§ **Exercise**
Extract every entry word for word.

==== Data provided

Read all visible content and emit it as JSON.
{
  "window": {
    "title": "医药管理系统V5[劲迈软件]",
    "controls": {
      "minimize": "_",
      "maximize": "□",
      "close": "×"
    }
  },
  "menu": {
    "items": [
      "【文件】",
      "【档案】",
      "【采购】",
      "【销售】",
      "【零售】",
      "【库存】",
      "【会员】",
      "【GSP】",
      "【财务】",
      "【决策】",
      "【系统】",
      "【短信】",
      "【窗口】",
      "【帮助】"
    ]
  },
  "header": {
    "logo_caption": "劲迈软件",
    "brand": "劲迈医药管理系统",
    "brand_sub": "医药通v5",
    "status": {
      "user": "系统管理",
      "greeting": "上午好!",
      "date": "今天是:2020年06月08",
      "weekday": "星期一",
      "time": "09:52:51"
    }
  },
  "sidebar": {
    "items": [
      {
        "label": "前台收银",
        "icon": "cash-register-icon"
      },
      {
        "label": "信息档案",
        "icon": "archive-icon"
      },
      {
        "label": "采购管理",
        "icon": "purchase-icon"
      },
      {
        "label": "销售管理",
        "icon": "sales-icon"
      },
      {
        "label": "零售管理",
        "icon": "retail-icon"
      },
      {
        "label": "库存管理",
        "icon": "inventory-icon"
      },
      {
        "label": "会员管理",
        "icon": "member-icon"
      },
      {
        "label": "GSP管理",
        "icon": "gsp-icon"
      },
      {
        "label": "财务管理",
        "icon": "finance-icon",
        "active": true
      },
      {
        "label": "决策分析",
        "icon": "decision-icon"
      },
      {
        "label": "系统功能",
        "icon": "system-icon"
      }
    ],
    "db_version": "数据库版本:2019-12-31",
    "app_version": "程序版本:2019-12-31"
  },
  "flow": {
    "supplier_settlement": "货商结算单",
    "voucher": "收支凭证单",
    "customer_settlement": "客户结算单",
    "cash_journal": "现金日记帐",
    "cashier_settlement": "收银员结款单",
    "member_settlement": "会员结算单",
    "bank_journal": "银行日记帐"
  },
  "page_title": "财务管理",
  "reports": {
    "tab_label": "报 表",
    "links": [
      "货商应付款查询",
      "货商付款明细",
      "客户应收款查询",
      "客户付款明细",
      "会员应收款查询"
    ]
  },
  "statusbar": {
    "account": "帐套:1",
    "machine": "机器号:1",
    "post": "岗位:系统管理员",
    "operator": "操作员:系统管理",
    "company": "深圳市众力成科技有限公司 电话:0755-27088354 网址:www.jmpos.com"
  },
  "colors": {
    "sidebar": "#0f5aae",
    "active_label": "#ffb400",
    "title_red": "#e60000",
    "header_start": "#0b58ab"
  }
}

========

§ **Reply to the task**
Read all visible content and emit it as JSON.
{
  "window": {
    "title": "医药管理系统V5[劲迈软件]",
    "controls": {
      "minimize": "_",
      "maximize": "□",
      "close": "×"
    }
  },
  "menu": {
    "items": [
      "【文件】",
      "【档案】",
      "【采购】",
      "【销售】",
      "【零售】",
      "【库存】",
      "【会员】",
      "【GSP】",
      "【财务】",
      "【决策】",
      "【系统】",
      "【短信】",
      "【窗口】",
      "【帮助】"
    ]
  },
  "header": {
    "logo_caption": "劲迈软件",
    "brand": "劲迈医药管理系统",
    "brand_sub": "医药通v5",
    "status": {
      "user": "系统管理",
      "greeting": "上午好!",
      "date": "今天是:2020年06月08",
      "weekday": "星期一",
      "time": "09:52:51"
    }
  },
  "sidebar": {
    "items": [
      {
        "label": "前台收银",
        "icon": "cash-register-icon"
      },
      {
        "label": "信息档案",
        "icon": "archive-icon"
      },
      {
        "label": "采购管理",
        "icon": "purchase-icon"
      },
      {
        "label": "销售管理",
        "icon": "sales-icon"
      },
      {
        "label": "零售管理",
        "icon": "retail-icon"
      },
      {
        "label": "库存管理",
        "icon": "inventory-icon"
      },
      {
        "label": "会员管理",
        "icon": "member-icon"
      },
      {
        "label": "GSP管理",
        "icon": "gsp-icon"
      },
      {
        "label": "财务管理",
        "icon": "finance-icon",
        "active": true
      },
      {
        "label": "决策分析",
        "icon": "decision-icon"
      },
      {
        "label": "系统功能",
        "icon": "system-icon"
      }
    ],
    "db_version": "数据库版本:2019-12-31",
    "app_version": "程序版本:2019-12-31"
  },
  "flow": {
    "supplier_settlement": "货商结算单",
    "voucher": "收支凭证单",
    "customer_settlement": "客户结算单",
    "cash_journal": "现金日记帐",
    "cashier_settlement": "收银员结款单",
    "member_settlement": "会员结算单",
    "bank_journal": "银行日记帐"
  },
  "page_title": "财务管理",
  "reports": {
    "tab_label": "报 表",
    "links": [
      "货商应付款查询",
      "货商付款明细",
      "客户应收款查询",
      "客户付款明细",
      "会员应收款查询"
    ]
  },
  "statusbar": {
    "account": "帐套:1",
    "machine": "机器号:1",
    "post": "岗位:系统管理员",
    "operator": "操作员:系统管理",
    "company": "深圳市众力成科技有限公司 电话:0755-27088354 网址:www.jmpos.com"
  },
  "colors": {
    "sidebar": "#0f5aae",
    "active_label": "#ffb400",
    "title_red": "#e60000",
    "header_start": "#0b58ab"
  }
}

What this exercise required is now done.